Il Vangelo di oggi ci riconduce a quello che fu l’annuncio essenziale della fede: la vita eterna. Questo implica la dedizione alla vita terrena, ma anche la piena consapevolezza che la nostra esistenza ha una meta che va oltre la patria terrena, verso la patria eterna. L’evangelista Matteo fa riecheggiare nelle parole di Gesù quanto le prime comunità vivevano: la paura di essere condannati a morte per la fede che professavano. Ebbene, Gesù incoraggiava i discepoli del suo tempo, e gli apostoli continuano a incoraggiare i discepoli del loro e oggi del nostro tempo, a non avere paura di quelli che uccidono il corpo, ma non hanno potere di uccidere l’anima. Questa affermazione è sovversiva, tanto sovversiva da proclamare la superiorità di Dio su ogni legge umana. Ciò non significa generare confusione nella società civile, non significa generare ingiustizie o illegalità, ma vuol dire che vi è una dimensione della persona che sfugge a qualunque autorità o potere terreno.

La persona ha in sé un valore unico, un valore che va al di là della dimensione terrena. Affermare questo è stato rivoluzionario, ed è ancora rivoluzionario oggi. Perché? Perché ci educa a guardare l’altro, l’alterità, con uno sguardo che non sia mai di compiutezza, a non avere mai verso l’altro uno sguardo di possesso, ma piuttosto uno sguardo di servizio. E a voi, appartenenti alla Polizia Locale, siamo grati, perché siete un po’ gli angeli custodi della città, della vita pubblica, e di ogni persona. Spesso, nei vostri servizi, incontrate le persone più disagiate, quelle che vivono in situazioni di degrado che talvolta possono condurre anche oltre i confini della legalità. Questi fenomeni devono certamente essere contrastati, ma ci richiamano, come comunità cristiana e come comunità civile, a interrogarci continuamente sul valore della persona umana.

La vostra presenza — siamo nell’Anno Santo dedicato alla speranza — è presenza di persone che portano speranza a coloro che incontrano. Talvolta, questo potrebbe non essere sempre chiaro o comprensibile, ma la speranza è ciò di cui la persona umana ha maggiormente bisogno per avere quelle ali che le consentano di volare, di vivere e sperimentare la vera libertà della vita.

= Righe estratte =
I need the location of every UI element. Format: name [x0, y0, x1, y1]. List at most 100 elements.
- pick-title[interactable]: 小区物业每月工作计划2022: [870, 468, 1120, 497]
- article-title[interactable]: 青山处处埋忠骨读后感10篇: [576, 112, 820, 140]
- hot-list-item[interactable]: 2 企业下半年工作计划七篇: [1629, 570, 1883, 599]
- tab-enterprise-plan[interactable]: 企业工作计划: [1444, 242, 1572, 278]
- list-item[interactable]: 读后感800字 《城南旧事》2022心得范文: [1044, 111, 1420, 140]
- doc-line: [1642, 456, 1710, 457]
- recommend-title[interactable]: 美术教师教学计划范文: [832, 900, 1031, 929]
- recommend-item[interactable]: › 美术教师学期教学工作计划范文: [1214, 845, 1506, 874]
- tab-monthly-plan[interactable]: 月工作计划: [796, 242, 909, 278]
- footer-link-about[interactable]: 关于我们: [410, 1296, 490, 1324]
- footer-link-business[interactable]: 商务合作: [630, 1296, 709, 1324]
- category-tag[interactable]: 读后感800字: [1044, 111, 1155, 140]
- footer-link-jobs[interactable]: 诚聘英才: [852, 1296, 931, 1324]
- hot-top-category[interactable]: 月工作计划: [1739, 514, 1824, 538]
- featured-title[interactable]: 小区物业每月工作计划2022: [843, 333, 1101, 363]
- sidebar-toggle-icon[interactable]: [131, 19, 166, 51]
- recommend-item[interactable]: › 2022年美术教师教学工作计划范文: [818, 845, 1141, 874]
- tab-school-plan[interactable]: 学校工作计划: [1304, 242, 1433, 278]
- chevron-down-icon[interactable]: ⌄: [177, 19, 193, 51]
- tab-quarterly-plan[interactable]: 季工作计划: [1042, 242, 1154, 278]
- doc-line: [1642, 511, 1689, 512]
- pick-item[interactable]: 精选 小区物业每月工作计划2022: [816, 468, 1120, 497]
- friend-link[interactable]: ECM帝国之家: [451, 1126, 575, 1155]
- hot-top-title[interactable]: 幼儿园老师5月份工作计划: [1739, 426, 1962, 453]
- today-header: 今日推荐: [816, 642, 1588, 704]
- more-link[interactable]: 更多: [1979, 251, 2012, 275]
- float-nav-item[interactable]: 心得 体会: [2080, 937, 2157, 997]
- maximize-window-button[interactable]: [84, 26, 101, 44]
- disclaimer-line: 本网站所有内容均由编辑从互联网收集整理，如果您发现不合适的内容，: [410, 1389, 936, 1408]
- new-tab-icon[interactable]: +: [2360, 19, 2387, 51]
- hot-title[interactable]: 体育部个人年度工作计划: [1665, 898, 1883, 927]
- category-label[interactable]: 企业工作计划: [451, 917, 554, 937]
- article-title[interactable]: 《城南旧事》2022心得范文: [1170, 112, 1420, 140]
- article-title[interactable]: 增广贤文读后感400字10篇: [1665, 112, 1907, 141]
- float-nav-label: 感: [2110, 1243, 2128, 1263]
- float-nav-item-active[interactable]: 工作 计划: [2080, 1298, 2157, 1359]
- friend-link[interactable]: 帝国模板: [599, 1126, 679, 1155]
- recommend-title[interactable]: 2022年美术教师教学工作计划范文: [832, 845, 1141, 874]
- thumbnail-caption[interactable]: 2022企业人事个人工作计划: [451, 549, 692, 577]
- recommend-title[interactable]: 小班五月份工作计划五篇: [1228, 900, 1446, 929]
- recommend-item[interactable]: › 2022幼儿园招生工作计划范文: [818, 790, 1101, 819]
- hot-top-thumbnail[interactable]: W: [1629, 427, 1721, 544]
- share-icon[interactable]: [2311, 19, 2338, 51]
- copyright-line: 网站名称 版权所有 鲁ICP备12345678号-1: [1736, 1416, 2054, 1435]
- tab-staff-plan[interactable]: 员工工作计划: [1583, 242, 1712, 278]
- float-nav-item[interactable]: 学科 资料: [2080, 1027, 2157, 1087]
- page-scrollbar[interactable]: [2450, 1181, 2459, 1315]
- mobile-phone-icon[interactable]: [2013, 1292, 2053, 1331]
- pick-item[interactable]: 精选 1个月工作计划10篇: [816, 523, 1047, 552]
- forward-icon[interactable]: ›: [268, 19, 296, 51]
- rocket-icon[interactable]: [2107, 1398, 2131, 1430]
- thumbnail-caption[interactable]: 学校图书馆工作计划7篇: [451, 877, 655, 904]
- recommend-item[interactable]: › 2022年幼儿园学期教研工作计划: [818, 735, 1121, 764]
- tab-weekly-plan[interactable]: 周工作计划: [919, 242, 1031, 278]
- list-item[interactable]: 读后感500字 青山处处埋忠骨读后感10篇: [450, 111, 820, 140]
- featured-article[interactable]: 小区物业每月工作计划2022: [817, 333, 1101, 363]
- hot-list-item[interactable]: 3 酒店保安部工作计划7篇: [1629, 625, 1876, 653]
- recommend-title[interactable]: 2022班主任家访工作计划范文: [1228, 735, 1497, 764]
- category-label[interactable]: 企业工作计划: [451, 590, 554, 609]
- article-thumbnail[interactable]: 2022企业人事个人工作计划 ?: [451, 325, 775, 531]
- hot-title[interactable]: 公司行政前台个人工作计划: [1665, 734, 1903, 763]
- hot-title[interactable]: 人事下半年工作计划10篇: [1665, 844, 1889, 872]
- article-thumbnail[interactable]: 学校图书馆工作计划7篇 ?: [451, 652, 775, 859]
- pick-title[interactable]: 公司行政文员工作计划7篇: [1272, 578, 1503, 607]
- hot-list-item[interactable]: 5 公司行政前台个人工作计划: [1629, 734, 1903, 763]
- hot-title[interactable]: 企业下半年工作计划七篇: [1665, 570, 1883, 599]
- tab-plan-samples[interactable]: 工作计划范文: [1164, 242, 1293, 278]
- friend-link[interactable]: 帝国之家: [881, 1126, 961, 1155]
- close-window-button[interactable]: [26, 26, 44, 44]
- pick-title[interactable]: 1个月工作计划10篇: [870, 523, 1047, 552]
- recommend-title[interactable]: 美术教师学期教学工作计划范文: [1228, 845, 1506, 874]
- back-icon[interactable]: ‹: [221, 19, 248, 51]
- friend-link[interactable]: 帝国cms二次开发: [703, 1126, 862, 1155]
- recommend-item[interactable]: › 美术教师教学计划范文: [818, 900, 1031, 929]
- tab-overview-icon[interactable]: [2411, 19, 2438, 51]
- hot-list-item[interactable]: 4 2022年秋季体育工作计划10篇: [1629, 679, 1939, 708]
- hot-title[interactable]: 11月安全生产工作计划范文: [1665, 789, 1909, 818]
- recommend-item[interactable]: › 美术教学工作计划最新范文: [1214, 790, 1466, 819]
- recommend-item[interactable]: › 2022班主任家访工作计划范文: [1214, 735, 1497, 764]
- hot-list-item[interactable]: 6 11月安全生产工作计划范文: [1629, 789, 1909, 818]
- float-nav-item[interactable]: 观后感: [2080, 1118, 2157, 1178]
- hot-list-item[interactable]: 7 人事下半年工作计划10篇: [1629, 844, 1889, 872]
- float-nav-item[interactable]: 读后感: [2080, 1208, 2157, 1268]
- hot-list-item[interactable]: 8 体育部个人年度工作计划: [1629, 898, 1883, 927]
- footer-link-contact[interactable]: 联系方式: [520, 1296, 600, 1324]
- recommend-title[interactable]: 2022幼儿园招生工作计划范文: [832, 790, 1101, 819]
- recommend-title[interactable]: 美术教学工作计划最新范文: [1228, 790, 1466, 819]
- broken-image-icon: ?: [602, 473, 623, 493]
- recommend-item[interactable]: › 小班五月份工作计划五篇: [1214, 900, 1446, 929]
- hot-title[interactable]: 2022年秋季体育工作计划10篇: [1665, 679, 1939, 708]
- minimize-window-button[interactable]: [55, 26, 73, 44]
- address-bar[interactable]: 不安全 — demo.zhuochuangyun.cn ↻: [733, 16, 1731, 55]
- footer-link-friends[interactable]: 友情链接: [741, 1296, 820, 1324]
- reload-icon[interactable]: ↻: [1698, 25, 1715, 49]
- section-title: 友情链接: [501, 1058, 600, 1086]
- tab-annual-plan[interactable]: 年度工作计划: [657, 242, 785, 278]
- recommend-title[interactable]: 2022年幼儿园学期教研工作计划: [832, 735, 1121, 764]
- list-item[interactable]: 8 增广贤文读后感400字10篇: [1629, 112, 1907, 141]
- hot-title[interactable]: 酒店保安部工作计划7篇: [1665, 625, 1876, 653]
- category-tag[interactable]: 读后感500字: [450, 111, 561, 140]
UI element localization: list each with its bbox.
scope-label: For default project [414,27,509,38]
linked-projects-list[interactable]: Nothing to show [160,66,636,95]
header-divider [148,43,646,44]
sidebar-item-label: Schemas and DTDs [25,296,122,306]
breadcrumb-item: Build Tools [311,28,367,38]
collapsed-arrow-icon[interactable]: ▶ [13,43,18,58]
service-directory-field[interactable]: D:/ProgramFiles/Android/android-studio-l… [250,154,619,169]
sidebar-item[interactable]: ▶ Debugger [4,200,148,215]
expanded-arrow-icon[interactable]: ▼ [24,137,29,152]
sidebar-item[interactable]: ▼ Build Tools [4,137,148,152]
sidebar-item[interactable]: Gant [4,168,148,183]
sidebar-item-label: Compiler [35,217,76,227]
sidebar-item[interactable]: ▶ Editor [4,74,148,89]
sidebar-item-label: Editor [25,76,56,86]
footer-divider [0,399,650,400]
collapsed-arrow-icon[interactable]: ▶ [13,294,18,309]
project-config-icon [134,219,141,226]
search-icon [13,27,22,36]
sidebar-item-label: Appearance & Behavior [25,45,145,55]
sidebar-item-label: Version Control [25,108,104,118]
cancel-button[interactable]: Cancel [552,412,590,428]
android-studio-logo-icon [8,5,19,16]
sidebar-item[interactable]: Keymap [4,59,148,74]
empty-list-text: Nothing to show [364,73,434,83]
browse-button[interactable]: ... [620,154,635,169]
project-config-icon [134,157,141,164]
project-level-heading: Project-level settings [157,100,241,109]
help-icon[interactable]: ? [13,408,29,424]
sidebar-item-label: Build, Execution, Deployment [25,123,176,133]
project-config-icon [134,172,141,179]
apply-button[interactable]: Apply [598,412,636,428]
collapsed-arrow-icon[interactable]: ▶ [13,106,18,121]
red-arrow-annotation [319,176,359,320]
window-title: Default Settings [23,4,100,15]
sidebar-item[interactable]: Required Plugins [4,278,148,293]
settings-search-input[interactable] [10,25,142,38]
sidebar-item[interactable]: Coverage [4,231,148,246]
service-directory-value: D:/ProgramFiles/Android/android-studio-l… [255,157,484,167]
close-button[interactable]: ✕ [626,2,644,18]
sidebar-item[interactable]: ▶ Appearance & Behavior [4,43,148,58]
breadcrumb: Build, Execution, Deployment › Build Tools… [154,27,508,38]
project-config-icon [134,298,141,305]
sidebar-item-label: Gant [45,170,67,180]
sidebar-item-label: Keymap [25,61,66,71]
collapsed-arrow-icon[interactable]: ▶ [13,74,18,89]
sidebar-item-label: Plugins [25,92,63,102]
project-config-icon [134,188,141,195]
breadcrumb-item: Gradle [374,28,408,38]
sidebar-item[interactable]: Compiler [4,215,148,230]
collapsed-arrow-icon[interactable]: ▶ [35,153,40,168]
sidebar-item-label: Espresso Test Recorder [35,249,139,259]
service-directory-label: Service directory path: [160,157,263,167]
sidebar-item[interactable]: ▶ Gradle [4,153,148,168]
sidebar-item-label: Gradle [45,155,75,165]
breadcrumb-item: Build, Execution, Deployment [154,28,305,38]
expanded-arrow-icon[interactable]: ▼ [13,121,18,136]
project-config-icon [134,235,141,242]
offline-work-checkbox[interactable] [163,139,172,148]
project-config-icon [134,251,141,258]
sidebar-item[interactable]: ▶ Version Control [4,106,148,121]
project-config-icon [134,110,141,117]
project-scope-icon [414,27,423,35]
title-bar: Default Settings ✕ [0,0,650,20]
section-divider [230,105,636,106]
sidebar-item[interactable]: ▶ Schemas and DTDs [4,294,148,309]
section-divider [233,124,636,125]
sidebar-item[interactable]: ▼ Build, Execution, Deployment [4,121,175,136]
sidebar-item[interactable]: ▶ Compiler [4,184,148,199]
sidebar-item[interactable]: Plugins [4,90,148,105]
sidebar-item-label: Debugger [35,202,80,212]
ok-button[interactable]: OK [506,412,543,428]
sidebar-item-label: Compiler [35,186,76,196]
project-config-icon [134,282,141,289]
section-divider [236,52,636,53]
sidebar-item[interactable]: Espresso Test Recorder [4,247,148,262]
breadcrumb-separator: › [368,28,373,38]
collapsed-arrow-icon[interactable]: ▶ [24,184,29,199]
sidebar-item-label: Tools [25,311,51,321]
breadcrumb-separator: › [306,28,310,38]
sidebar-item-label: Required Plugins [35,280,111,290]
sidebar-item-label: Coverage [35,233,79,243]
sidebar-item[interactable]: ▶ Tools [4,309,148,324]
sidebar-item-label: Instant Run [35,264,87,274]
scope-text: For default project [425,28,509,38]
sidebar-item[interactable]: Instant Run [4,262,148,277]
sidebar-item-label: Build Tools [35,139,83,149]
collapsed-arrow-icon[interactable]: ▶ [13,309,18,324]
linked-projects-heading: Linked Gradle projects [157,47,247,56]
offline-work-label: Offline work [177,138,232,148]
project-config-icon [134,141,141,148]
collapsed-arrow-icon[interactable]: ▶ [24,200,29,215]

= Consegna scritta A =
Trascrivi fedelmente dal testo sul Vangelo il passo che va da "La vostra presenza" a "libertà della vita.".
= Consegna scritta B =
Per favore, spiega in una-tre frasi perché, secondo il testo sul Vangelo, affermare il valore unico della persona è rivoluzionario ancora oggi.
= Consegna scritta C =
Prosegui il testo sul Vangelo dopo la sua ultima frase.

= Risultato A =
La vostra presenza — siamo nell’Anno Santo dedicato alla speranza — è presenza di persone che portano speranza a coloro che incontrano. Talvolta, questo potrebbe non essere sempre chiaro o comprensibile, ma la speranza è ciò di cui la persona umana ha maggiormente bisogno per avere quelle ali che le consentano di volare, di vivere e sperimentare la vera libertà della vita.

= Risultato B =
Perché ci educa a guardare l'altro, l'alterità, con uno sguardo che non sia mai di compiutezza. Ci insegna a non avere mai verso l'altro uno sguardo di possesso, ma piuttosto uno sguardo di servizio.

= Risultato C =
Ecco l’esempio di San Sebastiano, che seppe riconoscere la superiorità di Dio e del suo amore verso ogni persona. La carità lo condusse verso coloro che erano vittime della schiavitù o che, a causa delle persecuzioni contro i cristiani, si trovavano in prigione. Questo è sovversivo: l’amore può essere esercitato in ogni situazione, e ciò non toglie nulla al buon esercizio dell’ordinamento civico. Credo che questa sia la ratio più profonda che Gesù, nel Vangelo e nella sua vita, ci ha lasciato e consegnato. Inoltre, come ci ricorda l’Evangelista, riconoscere Cristo nelle situazioni complesse non è un atto romantico, né una semplice esperienza di sentimentalismo: “Non aver paura di quelli che non hanno potere di uccidere l’anima. Perfino i capelli del vostro capo sono tutti contati. Non abbiate dunque paura, voi valete più di molti passeri”.

Se l’Evangelista parla di paura, significa che l’esercizio della carità implica un’esposizione pubblica. E sappiamo che anche oggi vi sono tanti martiri della carità, sia nei nostri contesti che in contesti lontani, dove la libertà della persona non viene rispettata in profondità. L’amore cristiano, infatti, non è un fatto sentimentale, ma è il vedere nell’altro Cristo sofferente. Questo ci ricorda Matteo: “Anch’io lo riconoscerò”. Altri evangelisti sottolineano: “Ciò che avete fatto a uno di questi piccoli l’avete fatto a me”.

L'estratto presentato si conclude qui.